┌─ Testo dell'esercizio
Attraversando la Binntal e l’Alpe Devero siamo arrivate nella Val Formazza con i suoi verdi altopiani prima di tornare di nuovo in Svizzera, passando sotto il ghiacciaio del Basòdino. In questi magnifici ambienti c’eravamo noi con gli zaini enormi, gli ukulele, le mutande e i calzini oscillanti appesi ad asciugare. Ogni tanto, causa temporali, ci è toccato dormire sotto a qualche tettoia per evitarli. Altre volte invece il temporale ci ha colte di sorpresa nella notte in quota, e, non potendo fare altro, speravamo di non essere colpite da un fulmine.
└─
┌─ Dati
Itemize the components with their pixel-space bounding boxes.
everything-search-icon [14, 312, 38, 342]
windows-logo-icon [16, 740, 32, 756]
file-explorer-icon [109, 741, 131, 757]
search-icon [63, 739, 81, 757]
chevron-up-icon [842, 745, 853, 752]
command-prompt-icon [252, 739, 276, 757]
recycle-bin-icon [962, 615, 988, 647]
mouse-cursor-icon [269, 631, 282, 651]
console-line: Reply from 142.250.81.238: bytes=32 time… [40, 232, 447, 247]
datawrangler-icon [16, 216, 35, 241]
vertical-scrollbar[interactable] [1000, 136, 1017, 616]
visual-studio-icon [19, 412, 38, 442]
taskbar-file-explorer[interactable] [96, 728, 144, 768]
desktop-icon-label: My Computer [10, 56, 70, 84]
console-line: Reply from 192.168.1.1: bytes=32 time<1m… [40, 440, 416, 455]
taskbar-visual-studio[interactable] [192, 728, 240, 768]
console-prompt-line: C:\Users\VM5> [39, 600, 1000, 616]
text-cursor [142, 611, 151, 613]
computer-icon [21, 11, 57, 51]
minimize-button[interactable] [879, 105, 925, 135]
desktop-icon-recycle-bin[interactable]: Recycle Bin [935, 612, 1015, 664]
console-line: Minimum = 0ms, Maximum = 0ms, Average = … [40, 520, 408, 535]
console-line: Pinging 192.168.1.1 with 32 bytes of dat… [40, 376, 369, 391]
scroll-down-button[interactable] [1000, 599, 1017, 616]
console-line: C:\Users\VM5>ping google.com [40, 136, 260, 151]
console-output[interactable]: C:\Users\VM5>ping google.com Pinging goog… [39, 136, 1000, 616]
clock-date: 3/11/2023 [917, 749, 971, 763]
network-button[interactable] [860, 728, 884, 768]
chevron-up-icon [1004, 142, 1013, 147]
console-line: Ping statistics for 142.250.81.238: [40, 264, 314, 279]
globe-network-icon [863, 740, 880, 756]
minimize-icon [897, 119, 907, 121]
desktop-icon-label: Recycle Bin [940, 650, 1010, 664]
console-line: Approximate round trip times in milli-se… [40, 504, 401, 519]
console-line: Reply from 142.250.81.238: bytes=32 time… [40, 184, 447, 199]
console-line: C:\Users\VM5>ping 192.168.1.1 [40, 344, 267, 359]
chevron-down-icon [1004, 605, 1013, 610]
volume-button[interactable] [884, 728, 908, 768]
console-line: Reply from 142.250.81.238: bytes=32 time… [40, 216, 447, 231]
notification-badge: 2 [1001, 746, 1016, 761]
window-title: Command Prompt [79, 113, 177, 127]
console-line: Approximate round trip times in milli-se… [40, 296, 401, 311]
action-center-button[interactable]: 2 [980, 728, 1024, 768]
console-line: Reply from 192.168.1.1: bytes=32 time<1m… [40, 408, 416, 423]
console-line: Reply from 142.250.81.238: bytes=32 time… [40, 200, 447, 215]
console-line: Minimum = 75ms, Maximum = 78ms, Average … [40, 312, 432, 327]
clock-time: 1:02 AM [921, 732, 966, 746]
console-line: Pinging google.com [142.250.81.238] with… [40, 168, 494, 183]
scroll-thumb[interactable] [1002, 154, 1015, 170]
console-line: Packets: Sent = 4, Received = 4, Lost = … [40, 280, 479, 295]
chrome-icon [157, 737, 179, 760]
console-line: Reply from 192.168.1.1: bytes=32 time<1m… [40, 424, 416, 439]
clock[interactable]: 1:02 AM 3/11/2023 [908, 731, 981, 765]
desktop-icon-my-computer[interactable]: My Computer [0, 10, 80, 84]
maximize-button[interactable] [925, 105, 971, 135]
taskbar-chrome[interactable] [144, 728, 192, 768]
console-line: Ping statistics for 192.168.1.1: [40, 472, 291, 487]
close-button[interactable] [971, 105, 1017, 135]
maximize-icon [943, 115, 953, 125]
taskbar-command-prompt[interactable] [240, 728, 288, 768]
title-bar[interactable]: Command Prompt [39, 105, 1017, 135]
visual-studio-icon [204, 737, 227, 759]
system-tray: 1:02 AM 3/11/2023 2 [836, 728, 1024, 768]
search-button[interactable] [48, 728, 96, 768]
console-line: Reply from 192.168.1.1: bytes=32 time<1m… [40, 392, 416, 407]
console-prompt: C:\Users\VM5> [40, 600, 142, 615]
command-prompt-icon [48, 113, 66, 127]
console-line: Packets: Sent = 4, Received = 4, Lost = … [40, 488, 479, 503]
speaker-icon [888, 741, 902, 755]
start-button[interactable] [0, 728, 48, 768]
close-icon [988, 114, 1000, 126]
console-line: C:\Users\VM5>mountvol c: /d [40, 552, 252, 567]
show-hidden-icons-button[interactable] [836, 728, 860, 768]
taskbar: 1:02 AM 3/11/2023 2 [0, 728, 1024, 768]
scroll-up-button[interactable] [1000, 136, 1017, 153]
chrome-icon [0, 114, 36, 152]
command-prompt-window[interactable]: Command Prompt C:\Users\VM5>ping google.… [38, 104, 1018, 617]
└─
Compito: Ricopia parola per parola il testo dell'esercizio, tutto da "Attraversando la Binntal" giù fino a "da un fulmine.". Questi dati registrati vengono da un'altra fonte.

Risultato:
Attraversando la Binntal e l’Alpe Devero siamo arrivate nella Val Formazza con i suoi verdi altopiani prima di tornare di nuovo in Svizzera, passando sotto il ghiacciaio del Basòdino. In questi magnifici ambienti c’eravamo noi con gli zaini enormi, gli ukulele, le mutande e i calzini oscillanti appesi ad asciugare. Ogni tanto, causa temporali, ci è toccato dormire sotto a qualche tettoia per evitarli. Altre volte invece il temporale ci ha colte di sorpresa nella notte in quota, e, non potendo fare altro, speravamo di non essere colpite da un fulmine.